Challenge: Restate the full set of records exactly, without adding or dropping a word.

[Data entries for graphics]
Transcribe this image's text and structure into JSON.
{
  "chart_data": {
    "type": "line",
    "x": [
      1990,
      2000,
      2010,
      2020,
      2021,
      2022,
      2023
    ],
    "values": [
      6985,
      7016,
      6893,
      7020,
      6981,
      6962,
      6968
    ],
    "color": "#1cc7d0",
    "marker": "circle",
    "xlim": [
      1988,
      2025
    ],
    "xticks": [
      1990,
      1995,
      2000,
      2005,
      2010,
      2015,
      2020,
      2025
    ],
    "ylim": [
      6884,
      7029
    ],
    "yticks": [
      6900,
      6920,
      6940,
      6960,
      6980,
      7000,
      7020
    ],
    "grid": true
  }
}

Response:
Transcribe this image's text and structure into JSON.
{
  "chart_data": {
    "type": "line",
    "x": [
      1990,
      2000,
      2010,
      2020,
      2021,
      2022,
      2023
    ],
    "values": [
      6985,
      7016,
      6893,
      7020,
      6981,
      6962,
      6968
    ],
    "color": "#1cc7d0",
    "marker": "circle",
    "xlim": [
      1988,
      2025
    ],
    "xticks": [
      1990,
      1995,
      2000,
      2005,
      2010,
      2015,
      2020,
      2025
    ],
    "ylim": [
      6884,
      7029
    ],
    "yticks": [
      6900,
      6920,
      6940,
      6960,
      6980,
      7000,
      7020
    ],
    "grid": true
  }
}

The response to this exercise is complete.